* **AIM**
Extract the full set of records, then give each one again exactly.

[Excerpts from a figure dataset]
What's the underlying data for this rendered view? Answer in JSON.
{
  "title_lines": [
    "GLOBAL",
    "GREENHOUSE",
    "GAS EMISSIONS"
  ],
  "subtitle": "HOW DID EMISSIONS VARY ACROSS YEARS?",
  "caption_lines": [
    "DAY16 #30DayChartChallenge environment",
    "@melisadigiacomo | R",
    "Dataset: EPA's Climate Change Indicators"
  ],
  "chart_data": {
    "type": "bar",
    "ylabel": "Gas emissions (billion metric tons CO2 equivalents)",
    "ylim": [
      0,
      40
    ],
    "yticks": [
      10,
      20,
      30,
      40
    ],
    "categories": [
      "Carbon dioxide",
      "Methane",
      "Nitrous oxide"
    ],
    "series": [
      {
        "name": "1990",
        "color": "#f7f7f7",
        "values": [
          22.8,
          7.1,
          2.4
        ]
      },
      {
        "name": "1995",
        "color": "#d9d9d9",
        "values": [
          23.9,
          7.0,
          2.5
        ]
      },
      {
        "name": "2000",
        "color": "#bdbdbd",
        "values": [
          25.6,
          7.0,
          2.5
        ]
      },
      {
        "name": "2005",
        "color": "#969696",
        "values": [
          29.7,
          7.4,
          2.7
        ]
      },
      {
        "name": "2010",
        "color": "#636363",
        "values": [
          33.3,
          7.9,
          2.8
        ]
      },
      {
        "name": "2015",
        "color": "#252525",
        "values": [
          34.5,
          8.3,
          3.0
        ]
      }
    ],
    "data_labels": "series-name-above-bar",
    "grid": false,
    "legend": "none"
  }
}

* **OUTPUT OF THE TASK**
What's the underlying data for this rendered view? Answer in JSON.
{
  "title_lines": [
    "GLOBAL",
    "GREENHOUSE",
    "GAS EMISSIONS"
  ],
  "subtitle": "HOW DID EMISSIONS VARY ACROSS YEARS?",
  "caption_lines": [
    "DAY16 #30DayChartChallenge environment",
    "@melisadigiacomo | R",
    "Dataset: EPA's Climate Change Indicators"
  ],
  "chart_data": {
    "type": "bar",
    "ylabel": "Gas emissions (billion metric tons CO2 equivalents)",
    "ylim": [
      0,
      40
    ],
    "yticks": [
      10,
      20,
      30,
      40
    ],
    "categories": [
      "Carbon dioxide",
      "Methane",
      "Nitrous oxide"
    ],
    "series": [
      {
        "name": "1990",
        "color": "#f7f7f7",
        "values": [
          22.8,
          7.1,
          2.4
        ]
      },
      {
        "name": "1995",
        "color": "#d9d9d9",
        "values": [
          23.9,
          7.0,
          2.5
        ]
      },
      {
        "name": "2000",
        "color": "#bdbdbd",
        "values": [
          25.6,
          7.0,
          2.5
        ]
      },
      {
        "name": "2005",
        "color": "#969696",
        "values": [
          29.7,
          7.4,
          2.7
        ]
      },
      {
        "name": "2010",
        "color": "#636363",
        "values": [
          33.3,
          7.9,
          2.8
        ]
      },
      {
        "name": "2015",
        "color": "#252525",
        "values": [
          34.5,
          8.3,
          3.0
        ]
      }
    ],
    "data_labels": "series-name-above-bar",
    "grid": false,
    "legend": "none"
  }
}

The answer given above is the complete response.